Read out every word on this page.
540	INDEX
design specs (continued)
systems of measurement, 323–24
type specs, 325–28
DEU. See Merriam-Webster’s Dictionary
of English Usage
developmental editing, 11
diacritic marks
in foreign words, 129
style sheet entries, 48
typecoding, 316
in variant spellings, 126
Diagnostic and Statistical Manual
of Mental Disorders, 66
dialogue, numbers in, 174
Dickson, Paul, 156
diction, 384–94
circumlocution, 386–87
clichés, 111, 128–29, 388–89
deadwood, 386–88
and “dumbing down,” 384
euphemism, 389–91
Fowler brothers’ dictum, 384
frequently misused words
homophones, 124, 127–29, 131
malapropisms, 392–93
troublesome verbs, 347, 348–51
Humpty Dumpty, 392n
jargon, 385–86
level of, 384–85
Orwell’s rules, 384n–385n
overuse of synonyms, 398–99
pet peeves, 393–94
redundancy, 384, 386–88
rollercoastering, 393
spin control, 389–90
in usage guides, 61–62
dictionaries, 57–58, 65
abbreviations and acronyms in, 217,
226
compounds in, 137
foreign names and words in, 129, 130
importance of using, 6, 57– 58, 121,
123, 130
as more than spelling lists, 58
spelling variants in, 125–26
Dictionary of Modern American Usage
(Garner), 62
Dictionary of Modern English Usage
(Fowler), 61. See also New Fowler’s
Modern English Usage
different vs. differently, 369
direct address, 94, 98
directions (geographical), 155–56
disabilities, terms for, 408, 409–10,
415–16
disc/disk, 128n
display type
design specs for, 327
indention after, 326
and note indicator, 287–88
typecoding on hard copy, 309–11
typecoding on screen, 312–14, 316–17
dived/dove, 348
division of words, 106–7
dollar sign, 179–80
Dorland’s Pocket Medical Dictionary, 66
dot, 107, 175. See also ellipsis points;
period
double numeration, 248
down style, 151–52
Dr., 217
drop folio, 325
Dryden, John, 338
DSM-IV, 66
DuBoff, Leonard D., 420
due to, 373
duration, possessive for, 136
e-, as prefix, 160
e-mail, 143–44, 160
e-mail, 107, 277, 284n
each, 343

......

## [Task objective]
Find and copy each line above that includes the string "words".

## [Result]
in foreign words, 129
frequently misused words
foreign names and words in, 129, 130
division of words, 106–7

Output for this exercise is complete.